# Set problem
Write out the whole of the material exactly.

# start of Information given

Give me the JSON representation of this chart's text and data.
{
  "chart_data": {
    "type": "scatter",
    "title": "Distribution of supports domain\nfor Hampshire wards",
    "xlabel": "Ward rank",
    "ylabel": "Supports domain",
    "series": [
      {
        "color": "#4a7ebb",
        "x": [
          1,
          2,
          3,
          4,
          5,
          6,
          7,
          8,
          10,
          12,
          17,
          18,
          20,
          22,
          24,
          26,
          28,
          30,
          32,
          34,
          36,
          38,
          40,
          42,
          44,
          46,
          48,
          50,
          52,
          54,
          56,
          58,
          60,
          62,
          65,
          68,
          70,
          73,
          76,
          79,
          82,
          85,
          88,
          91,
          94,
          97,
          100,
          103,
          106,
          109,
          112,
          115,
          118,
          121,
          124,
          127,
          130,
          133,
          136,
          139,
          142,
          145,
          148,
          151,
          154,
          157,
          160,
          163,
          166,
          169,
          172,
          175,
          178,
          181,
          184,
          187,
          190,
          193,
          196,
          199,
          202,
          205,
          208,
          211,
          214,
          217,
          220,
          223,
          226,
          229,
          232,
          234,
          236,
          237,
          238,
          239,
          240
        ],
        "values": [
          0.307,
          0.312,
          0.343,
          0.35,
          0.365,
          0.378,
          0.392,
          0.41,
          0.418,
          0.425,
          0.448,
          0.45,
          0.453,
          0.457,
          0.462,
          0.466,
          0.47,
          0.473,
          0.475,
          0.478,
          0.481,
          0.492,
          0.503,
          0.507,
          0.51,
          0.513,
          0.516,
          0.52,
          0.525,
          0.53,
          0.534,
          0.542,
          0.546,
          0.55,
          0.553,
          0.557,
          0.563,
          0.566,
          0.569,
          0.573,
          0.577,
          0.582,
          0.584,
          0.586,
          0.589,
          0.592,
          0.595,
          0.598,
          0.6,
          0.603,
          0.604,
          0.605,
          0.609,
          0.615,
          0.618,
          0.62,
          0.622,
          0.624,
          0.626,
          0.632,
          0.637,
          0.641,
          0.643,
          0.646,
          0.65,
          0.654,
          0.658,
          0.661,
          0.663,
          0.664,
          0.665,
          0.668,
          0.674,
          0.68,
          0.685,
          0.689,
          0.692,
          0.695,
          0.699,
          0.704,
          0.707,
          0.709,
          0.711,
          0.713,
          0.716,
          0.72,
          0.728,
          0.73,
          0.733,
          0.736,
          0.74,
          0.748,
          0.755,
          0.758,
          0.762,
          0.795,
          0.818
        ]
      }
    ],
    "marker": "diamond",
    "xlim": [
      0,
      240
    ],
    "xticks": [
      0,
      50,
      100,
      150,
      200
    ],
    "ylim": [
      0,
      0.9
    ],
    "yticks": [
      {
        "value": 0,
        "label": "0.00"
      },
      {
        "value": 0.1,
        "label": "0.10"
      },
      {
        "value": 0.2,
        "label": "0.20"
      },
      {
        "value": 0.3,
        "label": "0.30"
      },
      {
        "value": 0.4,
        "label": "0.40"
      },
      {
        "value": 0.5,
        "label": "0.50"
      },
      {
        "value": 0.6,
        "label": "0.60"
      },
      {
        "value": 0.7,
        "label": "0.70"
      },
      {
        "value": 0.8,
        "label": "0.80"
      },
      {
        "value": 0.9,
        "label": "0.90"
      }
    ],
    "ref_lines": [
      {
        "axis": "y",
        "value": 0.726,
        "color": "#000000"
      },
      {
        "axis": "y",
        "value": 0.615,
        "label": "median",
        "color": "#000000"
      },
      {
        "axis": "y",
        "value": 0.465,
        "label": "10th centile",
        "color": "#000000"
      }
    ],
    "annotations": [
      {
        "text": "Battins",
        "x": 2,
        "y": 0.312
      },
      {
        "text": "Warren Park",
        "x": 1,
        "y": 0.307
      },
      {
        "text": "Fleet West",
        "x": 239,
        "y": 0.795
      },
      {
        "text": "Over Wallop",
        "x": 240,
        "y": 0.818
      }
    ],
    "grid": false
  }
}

# end of Information given

# Correct response
Give me the JSON representation of this chart's text and data.
{
  "chart_data": {
    "type": "scatter",
    "title": "Distribution of supports domain\nfor Hampshire wards",
    "xlabel": "Ward rank",
    "ylabel": "Supports domain",
    "series": [
      {
        "color": "#4a7ebb",
        "x": [
          1,
          2,
          3,
          4,
          5,
          6,
          7,
          8,
          10,
          12,
          17,
          18,
          20,
          22,
          24,
          26,
          28,
          30,
          32,
          34,
          36,
          38,
          40,
          42,
          44,
          46,
          48,
          50,
          52,
          54,
          56,
          58,
          60,
          62,
          65,
          68,
          70,
          73,
          76,
          79,
          82,
          85,
          88,
          91,
          94,
          97,
          100,
          103,
          106,
          109,
          112,
          115,
          118,
          121,
          124,
          127,
          130,
          133,
          136,
          139,
          142,
          145,
          148,
          151,
          154,
          157,
          160,
          163,
          166,
          169,
          172,
          175,
          178,
          181,
          184,
          187,
          190,
          193,
          196,
          199,
          202,
          205,
          208,
          211,
          214,
          217,
          220,
          223,
          226,
          229,
          232,
          234,
          236,
          237,
          238,
          239,
          240
        ],
        "values": [
          0.307,
          0.312,
          0.343,
          0.35,
          0.365,
          0.378,
          0.392,
          0.41,
          0.418,
          0.425,
          0.448,
          0.45,
          0.453,
          0.457,
          0.462,
          0.466,
          0.47,
          0.473,
          0.475,
          0.478,
          0.481,
          0.492,
          0.503,
          0.507,
          0.51,
          0.513,
          0.516,
          0.52,
          0.525,
          0.53,
          0.534,
          0.542,
          0.546,
          0.55,
          0.553,
          0.557,
          0.563,
          0.566,
          0.569,
          0.573,
          0.577,
          0.582,
          0.584,
          0.586,
          0.589,
          0.592,
          0.595,
          0.598,
          0.6,
          0.603,
          0.604,
          0.605,
          0.609,
          0.615,
          0.618,
          0.62,
          0.622,
          0.624,
          0.626,
          0.632,
          0.637,
          0.641,
          0.643,
          0.646,
          0.65,
          0.654,
          0.658,
          0.661,
          0.663,
          0.664,
          0.665,
          0.668,
          0.674,
          0.68,
          0.685,
          0.689,
          0.692,
          0.695,
          0.699,
          0.704,
          0.707,
          0.709,
          0.711,
          0.713,
          0.716,
          0.72,
          0.728,
          0.73,
          0.733,
          0.736,
          0.74,
          0.748,
          0.755,
          0.758,
          0.762,
          0.795,
          0.818
        ]
      }
    ],
    "marker": "diamond",
    "xlim": [
      0,
      240
    ],
    "xticks": [
      0,
      50,
      100,
      150,
      200
    ],
    "ylim": [
      0,
      0.9
    ],
    "yticks": [
      {
        "value": 0,
        "label": "0.00"
      },
      {
        "value": 0.1,
        "label": "0.10"
      },
      {
        "value": 0.2,
        "label": "0.20"
      },
      {
        "value": 0.3,
        "label": "0.30"
      },
      {
        "value": 0.4,
        "label": "0.40"
      },
      {
        "value": 0.5,
        "label": "0.50"
      },
      {
        "value": 0.6,
        "label": "0.60"
      },
      {
        "value": 0.7,
        "label": "0.70"
      },
      {
        "value": 0.8,
        "label": "0.80"
      },
      {
        "value": 0.9,
        "label": "0.90"
      }
    ],
    "ref_lines": [
      {
        "axis": "y",
        "value": 0.726,
        "color": "#000000"
      },
      {
        "axis": "y",
        "value": 0.615,
        "label": "median",
        "color": "#000000"
      },
      {
        "axis": "y",
        "value": 0.465,
        "label": "10th centile",
        "color": "#000000"
      }
    ],
    "annotations": [
      {
        "text": "Battins",
        "x": 2,
        "y": 0.312
      },
      {
        "text": "Warren Park",
        "x": 1,
        "y": 0.307
      },
      {
        "text": "Fleet West",
        "x": 239,
        "y": 0.795
      },
      {
        "text": "Over Wallop",
        "x": 240,
        "y": 0.818
      }
    ],
    "grid": false
  }
}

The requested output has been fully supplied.